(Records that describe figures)

-- START --

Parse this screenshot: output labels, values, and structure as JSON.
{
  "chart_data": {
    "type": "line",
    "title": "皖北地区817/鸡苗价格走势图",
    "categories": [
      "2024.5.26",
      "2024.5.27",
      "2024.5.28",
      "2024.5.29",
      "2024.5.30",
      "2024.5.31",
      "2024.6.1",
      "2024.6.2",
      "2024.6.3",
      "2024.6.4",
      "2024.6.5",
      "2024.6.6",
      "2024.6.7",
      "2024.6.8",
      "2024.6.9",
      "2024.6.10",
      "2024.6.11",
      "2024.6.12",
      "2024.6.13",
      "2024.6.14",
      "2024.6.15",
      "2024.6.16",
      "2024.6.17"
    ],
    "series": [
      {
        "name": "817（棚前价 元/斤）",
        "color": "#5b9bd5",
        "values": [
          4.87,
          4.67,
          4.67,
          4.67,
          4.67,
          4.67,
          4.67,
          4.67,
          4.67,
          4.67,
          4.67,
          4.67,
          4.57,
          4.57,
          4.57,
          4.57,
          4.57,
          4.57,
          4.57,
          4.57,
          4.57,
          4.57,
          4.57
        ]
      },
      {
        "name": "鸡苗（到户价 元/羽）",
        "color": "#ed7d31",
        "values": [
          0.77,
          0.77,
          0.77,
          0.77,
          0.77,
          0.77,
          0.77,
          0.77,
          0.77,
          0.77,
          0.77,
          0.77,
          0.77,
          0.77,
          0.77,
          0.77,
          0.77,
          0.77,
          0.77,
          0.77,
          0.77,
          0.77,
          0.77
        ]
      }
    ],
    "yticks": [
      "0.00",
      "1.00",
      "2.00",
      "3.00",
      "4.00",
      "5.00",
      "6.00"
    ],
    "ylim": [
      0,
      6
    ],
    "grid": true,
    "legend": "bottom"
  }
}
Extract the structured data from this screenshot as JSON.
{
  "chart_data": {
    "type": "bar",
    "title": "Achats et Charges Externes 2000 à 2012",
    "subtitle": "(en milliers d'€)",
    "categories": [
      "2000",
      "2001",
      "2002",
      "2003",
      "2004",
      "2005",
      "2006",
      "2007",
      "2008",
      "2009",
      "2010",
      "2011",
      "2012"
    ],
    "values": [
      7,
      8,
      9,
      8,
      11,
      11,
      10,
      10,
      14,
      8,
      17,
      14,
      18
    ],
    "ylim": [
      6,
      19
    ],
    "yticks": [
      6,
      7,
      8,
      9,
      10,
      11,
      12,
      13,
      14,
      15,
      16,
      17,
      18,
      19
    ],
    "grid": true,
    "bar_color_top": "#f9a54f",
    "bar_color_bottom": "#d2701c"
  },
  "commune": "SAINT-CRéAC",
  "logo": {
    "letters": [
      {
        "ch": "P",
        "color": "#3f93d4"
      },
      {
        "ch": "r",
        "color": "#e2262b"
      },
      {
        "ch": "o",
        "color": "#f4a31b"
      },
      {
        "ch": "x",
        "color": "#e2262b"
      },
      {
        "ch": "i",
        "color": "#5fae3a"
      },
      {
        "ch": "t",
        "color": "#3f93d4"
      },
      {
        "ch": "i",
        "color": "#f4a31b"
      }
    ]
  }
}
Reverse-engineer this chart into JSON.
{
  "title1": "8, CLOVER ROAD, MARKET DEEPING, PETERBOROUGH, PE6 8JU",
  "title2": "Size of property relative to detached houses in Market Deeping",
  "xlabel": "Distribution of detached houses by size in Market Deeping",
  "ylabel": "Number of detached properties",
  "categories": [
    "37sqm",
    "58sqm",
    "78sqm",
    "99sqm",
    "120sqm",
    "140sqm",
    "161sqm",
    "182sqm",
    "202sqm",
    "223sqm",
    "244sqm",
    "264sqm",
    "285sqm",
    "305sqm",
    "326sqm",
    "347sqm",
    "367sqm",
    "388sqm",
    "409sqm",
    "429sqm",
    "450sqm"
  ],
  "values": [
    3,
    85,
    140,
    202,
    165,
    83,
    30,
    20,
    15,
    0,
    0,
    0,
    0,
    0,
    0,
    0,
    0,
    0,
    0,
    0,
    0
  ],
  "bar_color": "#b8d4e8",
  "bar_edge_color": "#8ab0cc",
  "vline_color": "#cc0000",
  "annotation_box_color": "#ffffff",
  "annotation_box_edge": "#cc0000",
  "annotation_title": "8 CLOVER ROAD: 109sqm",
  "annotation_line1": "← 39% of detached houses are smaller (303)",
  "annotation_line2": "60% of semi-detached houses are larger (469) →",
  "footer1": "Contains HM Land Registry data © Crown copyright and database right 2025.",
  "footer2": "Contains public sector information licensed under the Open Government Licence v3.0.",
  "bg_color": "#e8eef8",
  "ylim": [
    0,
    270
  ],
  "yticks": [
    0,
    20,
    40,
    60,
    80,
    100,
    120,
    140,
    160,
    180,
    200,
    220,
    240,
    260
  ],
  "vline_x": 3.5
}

-- END --

Transcribe every record above exactly as it appears.

Parse this screenshot: output labels, values, and structure as JSON.
{
  "chart_data": {
    "type": "line",
    "title": "皖北地区817/鸡苗价格走势图",
    "categories": [
      "2024.5.26",
      "2024.5.27",
      "2024.5.28",
      "2024.5.29",
      "2024.5.30",
      "2024.5.31",
      "2024.6.1",
      "2024.6.2",
      "2024.6.3",
      "2024.6.4",
      "2024.6.5",
      "2024.6.6",
      "2024.6.7",
      "2024.6.8",
      "2024.6.9",
      "2024.6.10",
      "2024.6.11",
      "2024.6.12",
      "2024.6.13",
      "2024.6.14",
      "2024.6.15",
      "2024.6.16",
      "2024.6.17"
    ],
    "series": [
      {
        "name": "817（棚前价 元/斤）",
        "color": "#5b9bd5",
        "values": [
          4.87,
          4.67,
          4.67,
          4.67,
          4.67,
          4.67,
          4.67,
          4.67,
          4.67,
          4.67,
          4.67,
          4.67,
          4.57,
          4.57,
          4.57,
          4.57,
          4.57,
          4.57,
          4.57,
          4.57,
          4.57,
          4.57,
          4.57
        ]
      },
      {
        "name": "鸡苗（到户价 元/羽）",
        "color": "#ed7d31",
        "values": [
          0.77,
          0.77,
          0.77,
          0.77,
          0.77,
          0.77,
          0.77,
          0.77,
          0.77,
          0.77,
          0.77,
          0.77,
          0.77,
          0.77,
          0.77,
          0.77,
          0.77,
          0.77,
          0.77,
          0.77,
          0.77,
          0.77,
          0.77
        ]
      }
    ],
    "yticks": [
      "0.00",
      "1.00",
      "2.00",
      "3.00",
      "4.00",
      "5.00",
      "6.00"
    ],
    "ylim": [
      0,
      6
    ],
    "grid": true,
    "legend": "bottom"
  }
}
Extract the structured data from this screenshot as JSON.
{
  "chart_data": {
    "type": "bar",
    "title": "Achats et Charges Externes 2000 à 2012",
    "subtitle": "(en milliers d'€)",
    "categories": [
      "2000",
      "2001",
      "2002",
      "2003",
      "2004",
      "2005",
      "2006",
      "2007",
      "2008",
      "2009",
      "2010",
      "2011",
      "2012"
    ],
    "values": [
      7,
      8,
      9,
      8,
      11,
      11,
      10,
      10,
      14,
      8,
      17,
      14,
      18
    ],
    "ylim": [
      6,
      19
    ],
    "yticks": [
      6,
      7,
      8,
      9,
      10,
      11,
      12,
      13,
      14,
      15,
      16,
      17,
      18,
      19
    ],
    "grid": true,
    "bar_color_top": "#f9a54f",
    "bar_color_bottom": "#d2701c"
  },
  "commune": "SAINT-CRéAC",
  "logo": {
    "letters": [
      {
        "ch": "P",
        "color": "#3f93d4"
      },
      {
        "ch": "r",
        "color": "#e2262b"
      },
      {
        "ch": "o",
        "color": "#f4a31b"
      },
      {
        "ch": "x",
        "color": "#e2262b"
      },
      {
        "ch": "i",
        "color": "#5fae3a"
      },
      {
        "ch": "t",
        "color": "#3f93d4"
      },
      {
        "ch": "i",
        "color": "#f4a31b"
      }
    ]
  }
}
Reverse-engineer this chart into JSON.
{
  "title1": "8, CLOVER ROAD, MARKET DEEPING, PETERBOROUGH, PE6 8JU",
  "title2": "Size of property relative to detached houses in Market Deeping",
  "xlabel": "Distribution of detached houses by size in Market Deeping",
  "ylabel": "Number of detached properties",
  "categories": [
    "37sqm",
    "58sqm",
    "78sqm",
    "99sqm",
    "120sqm",
    "140sqm",
    "161sqm",
    "182sqm",
    "202sqm",
    "223sqm",
    "244sqm",
    "264sqm",
    "285sqm",
    "305sqm",
    "326sqm",
    "347sqm",
    "367sqm",
    "388sqm",
    "409sqm",
    "429sqm",
    "450sqm"
  ],
  "values": [
    3,
    85,
    140,
    202,
    165,
    83,
    30,
    20,
    15,
    0,
    0,
    0,
    0,
    0,
    0,
    0,
    0,
    0,
    0,
    0,
    0
  ],
  "bar_color": "#b8d4e8",
  "bar_edge_color": "#8ab0cc",
  "vline_color": "#cc0000",
  "annotation_box_color": "#ffffff",
  "annotation_box_edge": "#cc0000",
  "annotation_title": "8 CLOVER ROAD: 109sqm",
  "annotation_line1": "← 39% of detached houses are smaller (303)",
  "annotation_line2": "60% of semi-detached houses are larger (469) →",
  "footer1": "Contains HM Land Registry data © Crown copyright and database right 2025.",
  "footer2": "Contains public sector information licensed under the Open Government Licence v3.0.",
  "bg_color": "#e8eef8",
  "ylim": [
    0,
    270
  ],
  "yticks": [
    0,
    20,
    40,
    60,
    80,
    100,
    120,
    140,
    160,
    180,
    200,
    220,
    240,
    260
  ],
  "vline_x": 3.5
}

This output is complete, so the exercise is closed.